Exercise:
Restate each entry word for word. Keep every detail intact.

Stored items
┌──
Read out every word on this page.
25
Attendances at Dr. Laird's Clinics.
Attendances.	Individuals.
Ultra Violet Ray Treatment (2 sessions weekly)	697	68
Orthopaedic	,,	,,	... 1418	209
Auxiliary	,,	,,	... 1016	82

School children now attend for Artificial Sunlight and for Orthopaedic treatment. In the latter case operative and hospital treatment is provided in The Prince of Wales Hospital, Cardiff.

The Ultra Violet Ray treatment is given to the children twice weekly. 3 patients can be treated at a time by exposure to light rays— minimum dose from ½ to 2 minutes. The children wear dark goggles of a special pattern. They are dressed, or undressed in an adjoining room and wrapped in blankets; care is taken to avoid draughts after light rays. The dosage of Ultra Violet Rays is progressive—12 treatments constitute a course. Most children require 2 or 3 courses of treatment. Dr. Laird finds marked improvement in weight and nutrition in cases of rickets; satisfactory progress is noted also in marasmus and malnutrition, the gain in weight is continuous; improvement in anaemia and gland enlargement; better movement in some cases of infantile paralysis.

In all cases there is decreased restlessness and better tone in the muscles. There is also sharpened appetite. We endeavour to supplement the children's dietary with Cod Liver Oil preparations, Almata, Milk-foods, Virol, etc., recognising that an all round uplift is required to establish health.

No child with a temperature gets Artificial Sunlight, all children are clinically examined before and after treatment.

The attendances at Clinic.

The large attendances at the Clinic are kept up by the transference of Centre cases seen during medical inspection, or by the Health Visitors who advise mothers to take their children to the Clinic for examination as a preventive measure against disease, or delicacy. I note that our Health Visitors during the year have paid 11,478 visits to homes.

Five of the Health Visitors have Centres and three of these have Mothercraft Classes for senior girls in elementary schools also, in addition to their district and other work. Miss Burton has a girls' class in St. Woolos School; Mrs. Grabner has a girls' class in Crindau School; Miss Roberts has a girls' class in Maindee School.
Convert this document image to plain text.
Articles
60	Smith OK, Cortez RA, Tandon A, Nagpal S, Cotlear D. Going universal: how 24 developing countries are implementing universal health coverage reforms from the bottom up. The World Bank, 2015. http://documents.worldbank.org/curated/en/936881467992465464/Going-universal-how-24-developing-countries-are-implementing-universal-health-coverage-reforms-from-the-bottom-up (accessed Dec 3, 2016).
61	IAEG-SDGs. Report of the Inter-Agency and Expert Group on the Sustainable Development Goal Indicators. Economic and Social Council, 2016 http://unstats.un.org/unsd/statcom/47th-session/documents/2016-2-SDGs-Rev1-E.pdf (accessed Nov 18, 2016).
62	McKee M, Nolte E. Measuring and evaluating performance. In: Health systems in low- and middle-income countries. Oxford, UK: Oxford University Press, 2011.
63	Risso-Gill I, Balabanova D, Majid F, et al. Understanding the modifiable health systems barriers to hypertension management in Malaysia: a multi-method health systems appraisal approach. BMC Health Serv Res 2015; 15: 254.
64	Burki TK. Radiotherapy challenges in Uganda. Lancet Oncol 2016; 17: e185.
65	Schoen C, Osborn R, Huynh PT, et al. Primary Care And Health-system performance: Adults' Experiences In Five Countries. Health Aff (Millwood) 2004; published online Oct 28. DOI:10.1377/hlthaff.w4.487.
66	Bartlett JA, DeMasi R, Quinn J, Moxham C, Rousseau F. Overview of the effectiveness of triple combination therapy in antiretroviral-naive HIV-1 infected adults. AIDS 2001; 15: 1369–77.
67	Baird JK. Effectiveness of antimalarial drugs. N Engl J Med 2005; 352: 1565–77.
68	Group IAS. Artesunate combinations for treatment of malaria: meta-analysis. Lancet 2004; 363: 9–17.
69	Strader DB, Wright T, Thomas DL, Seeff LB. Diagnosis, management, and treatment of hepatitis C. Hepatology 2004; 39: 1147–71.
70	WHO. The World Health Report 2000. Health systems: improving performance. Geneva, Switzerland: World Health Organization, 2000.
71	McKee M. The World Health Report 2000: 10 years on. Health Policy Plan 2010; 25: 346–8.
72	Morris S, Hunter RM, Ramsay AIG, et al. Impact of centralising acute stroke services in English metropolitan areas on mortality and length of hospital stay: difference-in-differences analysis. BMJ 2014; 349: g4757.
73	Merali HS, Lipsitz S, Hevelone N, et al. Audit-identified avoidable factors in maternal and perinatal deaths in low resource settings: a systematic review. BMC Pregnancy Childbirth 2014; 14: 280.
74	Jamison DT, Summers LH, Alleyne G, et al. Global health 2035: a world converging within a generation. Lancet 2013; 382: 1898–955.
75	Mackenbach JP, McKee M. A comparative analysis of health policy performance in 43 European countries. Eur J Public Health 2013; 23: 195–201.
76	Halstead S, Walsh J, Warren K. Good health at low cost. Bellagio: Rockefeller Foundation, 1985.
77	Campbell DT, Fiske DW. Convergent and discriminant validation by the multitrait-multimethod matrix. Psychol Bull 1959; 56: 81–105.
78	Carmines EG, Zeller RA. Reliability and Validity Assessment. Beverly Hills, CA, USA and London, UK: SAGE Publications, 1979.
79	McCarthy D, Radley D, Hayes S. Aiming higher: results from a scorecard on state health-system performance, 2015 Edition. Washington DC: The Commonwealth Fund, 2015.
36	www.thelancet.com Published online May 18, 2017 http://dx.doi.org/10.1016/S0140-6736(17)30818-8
└──
Exercise response:
Read out every word on this page.
25
Attendances at Dr. Laird's Clinics.
Attendances.	Individuals.
Ultra Violet Ray Treatment (2 sessions weekly)	697	68
Orthopaedic	,,	,,	... 1418	209
Auxiliary	,,	,,	... 1016	82

School children now attend for Artificial Sunlight and for Orthopaedic treatment. In the latter case operative and hospital treatment is provided in The Prince of Wales Hospital, Cardiff.

The Ultra Violet Ray treatment is given to the children twice weekly. 3 patients can be treated at a time by exposure to light rays— minimum dose from ½ to 2 minutes. The children wear dark goggles of a special pattern. They are dressed, or undressed in an adjoining room and wrapped in blankets; care is taken to avoid draughts after light rays. The dosage of Ultra Violet Rays is progressive—12 treatments constitute a course. Most children require 2 or 3 courses of treatment. Dr. Laird finds marked improvement in weight and nutrition in cases of rickets; satisfactory progress is noted also in marasmus and malnutrition, the gain in weight is continuous; improvement in anaemia and gland enlargement; better movement in some cases of infantile paralysis.

In all cases there is decreased restlessness and better tone in the muscles. There is also sharpened appetite. We endeavour to supplement the children's dietary with Cod Liver Oil preparations, Almata, Milk-foods, Virol, etc., recognising that an all round uplift is required to establish health.

No child with a temperature gets Artificial Sunlight, all children are clinically examined before and after treatment.

The attendances at Clinic.

The large attendances at the Clinic are kept up by the transference of Centre cases seen during medical inspection, or by the Health Visitors who advise mothers to take their children to the Clinic for examination as a preventive measure against disease, or delicacy. I note that our Health Visitors during the year have paid 11,478 visits to homes.

Five of the Health Visitors have Centres and three of these have Mothercraft Classes for senior girls in elementary schools also, in addition to their district and other work. Miss Burton has a girls' class in St. Woolos School; Mrs. Grabner has a girls' class in Crindau School; Miss Roberts has a girls' class in Maindee School.
Convert this document image to plain text.
Articles
60	Smith OK, Cortez RA, Tandon A, Nagpal S, Cotlear D. Going universal: how 24 developing countries are implementing universal health coverage reforms from the bottom up. The World Bank, 2015. http://documents.worldbank.org/curated/en/936881467992465464/Going-universal-how-24-developing-countries-are-implementing-universal-health-coverage-reforms-from-the-bottom-up (accessed Dec 3, 2016).
61	IAEG-SDGs. Report of the Inter-Agency and Expert Group on the Sustainable Development Goal Indicators. Economic and Social Council, 2016 http://unstats.un.org/unsd/statcom/47th-session/documents/2016-2-SDGs-Rev1-E.pdf (accessed Nov 18, 2016).
62	McKee M, Nolte E. Measuring and evaluating performance. In: Health systems in low- and middle-income countries. Oxford, UK: Oxford University Press, 2011.
63	Risso-Gill I, Balabanova D, Majid F, et al. Understanding the modifiable health systems barriers to hypertension management in Malaysia: a multi-method health systems appraisal approach. BMC Health Serv Res 2015; 15: 254.
64	Burki TK. Radiotherapy challenges in Uganda. Lancet Oncol 2016; 17: e185.
65	Schoen C, Osborn R, Huynh PT, et al. Primary Care And Health-system performance: Adults' Experiences In Five Countries. Health Aff (Millwood) 2004; published online Oct 28. DOI:10.1377/hlthaff.w4.487.
66	Bartlett JA, DeMasi R, Quinn J, Moxham C, Rousseau F. Overview of the effectiveness of triple combination therapy in antiretroviral-naive HIV-1 infected adults. AIDS 2001; 15: 1369–77.
67	Baird JK. Effectiveness of antimalarial drugs. N Engl J Med 2005; 352: 1565–77.
68	Group IAS. Artesunate combinations for treatment of malaria: meta-analysis. Lancet 2004; 363: 9–17.
69	Strader DB, Wright T, Thomas DL, Seeff LB. Diagnosis, management, and treatment of hepatitis C. Hepatology 2004; 39: 1147–71.
70	WHO. The World Health Report 2000. Health systems: improving performance. Geneva, Switzerland: World Health Organization, 2000.
71	McKee M. The World Health Report 2000: 10 years on. Health Policy Plan 2010; 25: 346–8.
72	Morris S, Hunter RM, Ramsay AIG, et al. Impact of centralising acute stroke services in English metropolitan areas on mortality and length of hospital stay: difference-in-differences analysis. BMJ 2014; 349: g4757.
73	Merali HS, Lipsitz S, Hevelone N, et al. Audit-identified avoidable factors in maternal and perinatal deaths in low resource settings: a systematic review. BMC Pregnancy Childbirth 2014; 14: 280.
74	Jamison DT, Summers LH, Alleyne G, et al. Global health 2035: a world converging within a generation. Lancet 2013; 382: 1898–955.
75	Mackenbach JP, McKee M. A comparative analysis of health policy performance in 43 European countries. Eur J Public Health 2013; 23: 195–201.
76	Halstead S, Walsh J, Warren K. Good health at low cost. Bellagio: Rockefeller Foundation, 1985.
77	Campbell DT, Fiske DW. Convergent and discriminant validation by the multitrait-multimethod matrix. Psychol Bull 1959; 56: 81–105.
78	Carmines EG, Zeller RA. Reliability and Validity Assessment. Beverly Hills, CA, USA and London, UK: SAGE Publications, 1979.
79	McCarthy D, Radley D, Hayes S. Aiming higher: results from a scorecard on state health-system performance, 2015 Edition. Washington DC: The Commonwealth Fund, 2015.
36	www.thelancet.com Published online May 18, 2017 http://dx.doi.org/10.1016/S0140-6736(17)30818-8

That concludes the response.